Entries from a dataset
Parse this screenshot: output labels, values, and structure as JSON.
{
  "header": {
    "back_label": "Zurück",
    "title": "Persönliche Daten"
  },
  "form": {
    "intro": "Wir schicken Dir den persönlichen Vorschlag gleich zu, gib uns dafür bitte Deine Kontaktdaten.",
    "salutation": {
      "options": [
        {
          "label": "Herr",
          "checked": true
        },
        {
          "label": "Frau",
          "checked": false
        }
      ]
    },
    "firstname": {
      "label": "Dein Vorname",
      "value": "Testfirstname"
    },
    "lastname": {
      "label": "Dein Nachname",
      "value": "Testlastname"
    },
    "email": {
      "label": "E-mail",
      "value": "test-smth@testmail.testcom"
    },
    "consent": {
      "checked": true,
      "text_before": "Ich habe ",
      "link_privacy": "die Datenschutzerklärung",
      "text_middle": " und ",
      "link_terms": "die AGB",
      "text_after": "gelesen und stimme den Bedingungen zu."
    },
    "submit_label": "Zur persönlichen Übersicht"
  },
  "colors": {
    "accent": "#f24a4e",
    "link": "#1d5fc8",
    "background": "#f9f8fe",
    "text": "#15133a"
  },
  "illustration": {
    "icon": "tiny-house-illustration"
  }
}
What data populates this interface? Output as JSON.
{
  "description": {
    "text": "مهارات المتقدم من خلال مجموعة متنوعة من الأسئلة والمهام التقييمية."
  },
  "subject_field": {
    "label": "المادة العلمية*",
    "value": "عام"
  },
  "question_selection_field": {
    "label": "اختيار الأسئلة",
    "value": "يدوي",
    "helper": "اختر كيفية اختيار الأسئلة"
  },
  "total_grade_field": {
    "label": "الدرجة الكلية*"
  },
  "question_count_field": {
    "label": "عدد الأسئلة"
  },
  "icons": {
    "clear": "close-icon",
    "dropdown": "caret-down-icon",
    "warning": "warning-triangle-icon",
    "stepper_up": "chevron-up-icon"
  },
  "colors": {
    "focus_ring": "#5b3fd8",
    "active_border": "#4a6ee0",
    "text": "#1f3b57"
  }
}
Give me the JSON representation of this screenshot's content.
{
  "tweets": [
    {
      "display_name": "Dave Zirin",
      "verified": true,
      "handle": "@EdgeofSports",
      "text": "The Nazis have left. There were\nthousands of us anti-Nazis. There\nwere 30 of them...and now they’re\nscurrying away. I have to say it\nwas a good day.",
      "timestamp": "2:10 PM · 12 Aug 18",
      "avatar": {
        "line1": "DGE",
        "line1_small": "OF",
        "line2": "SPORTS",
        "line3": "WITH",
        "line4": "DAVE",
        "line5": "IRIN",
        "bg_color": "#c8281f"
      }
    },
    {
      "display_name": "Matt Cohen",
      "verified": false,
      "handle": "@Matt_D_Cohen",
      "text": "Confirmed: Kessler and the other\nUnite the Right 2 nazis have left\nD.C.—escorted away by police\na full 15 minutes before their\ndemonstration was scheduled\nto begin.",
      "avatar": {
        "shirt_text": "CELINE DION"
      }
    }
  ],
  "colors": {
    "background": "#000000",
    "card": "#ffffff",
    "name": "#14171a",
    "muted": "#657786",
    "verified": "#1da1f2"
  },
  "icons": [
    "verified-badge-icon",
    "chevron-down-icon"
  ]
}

→ WRITTEN REQUEST:
Your task is to output the full set of records exactly as presented.

→ EXPECTED ANSWER:
Parse this screenshot: output labels, values, and structure as JSON.
{
  "header": {
    "back_label": "Zurück",
    "title": "Persönliche Daten"
  },
  "form": {
    "intro": "Wir schicken Dir den persönlichen Vorschlag gleich zu, gib uns dafür bitte Deine Kontaktdaten.",
    "salutation": {
      "options": [
        {
          "label": "Herr",
          "checked": true
        },
        {
          "label": "Frau",
          "checked": false
        }
      ]
    },
    "firstname": {
      "label": "Dein Vorname",
      "value": "Testfirstname"
    },
    "lastname": {
      "label": "Dein Nachname",
      "value": "Testlastname"
    },
    "email": {
      "label": "E-mail",
      "value": "test-smth@testmail.testcom"
    },
    "consent": {
      "checked": true,
      "text_before": "Ich habe ",
      "link_privacy": "die Datenschutzerklärung",
      "text_middle": " und ",
      "link_terms": "die AGB",
      "text_after": "gelesen und stimme den Bedingungen zu."
    },
    "submit_label": "Zur persönlichen Übersicht"
  },
  "colors": {
    "accent": "#f24a4e",
    "link": "#1d5fc8",
    "background": "#f9f8fe",
    "text": "#15133a"
  },
  "illustration": {
    "icon": "tiny-house-illustration"
  }
}
What data populates this interface? Output as JSON.
{
  "description": {
    "text": "مهارات المتقدم من خلال مجموعة متنوعة من الأسئلة والمهام التقييمية."
  },
  "subject_field": {
    "label": "المادة العلمية*",
    "value": "عام"
  },
  "question_selection_field": {
    "label": "اختيار الأسئلة",
    "value": "يدوي",
    "helper": "اختر كيفية اختيار الأسئلة"
  },
  "total_grade_field": {
    "label": "الدرجة الكلية*"
  },
  "question_count_field": {
    "label": "عدد الأسئلة"
  },
  "icons": {
    "clear": "close-icon",
    "dropdown": "caret-down-icon",
    "warning": "warning-triangle-icon",
    "stepper_up": "chevron-up-icon"
  },
  "colors": {
    "focus_ring": "#5b3fd8",
    "active_border": "#4a6ee0",
    "text": "#1f3b57"
  }
}
Give me the JSON representation of this screenshot's content.
{
  "tweets": [
    {
      "display_name": "Dave Zirin",
      "verified": true,
      "handle": "@EdgeofSports",
      "text": "The Nazis have left. There were\nthousands of us anti-Nazis. There\nwere 30 of them...and now they’re\nscurrying away. I have to say it\nwas a good day.",
      "timestamp": "2:10 PM · 12 Aug 18",
      "avatar": {
        "line1": "DGE",
        "line1_small": "OF",
        "line2": "SPORTS",
        "line3": "WITH",
        "line4": "DAVE",
        "line5": "IRIN",
        "bg_color": "#c8281f"
      }
    },
    {
      "display_name": "Matt Cohen",
      "verified": false,
      "handle": "@Matt_D_Cohen",
      "text": "Confirmed: Kessler and the other\nUnite the Right 2 nazis have left\nD.C.—escorted away by police\na full 15 minutes before their\ndemonstration was scheduled\nto begin.",
      "avatar": {
        "shirt_text": "CELINE DION"
      }
    }
  ],
  "colors": {
    "background": "#000000",
    "card": "#ffffff",
    "name": "#14171a",
    "muted": "#657786",
    "verified": "#1da1f2"
  },
  "icons": [
    "verified-badge-icon",
    "chevron-down-icon"
  ]
}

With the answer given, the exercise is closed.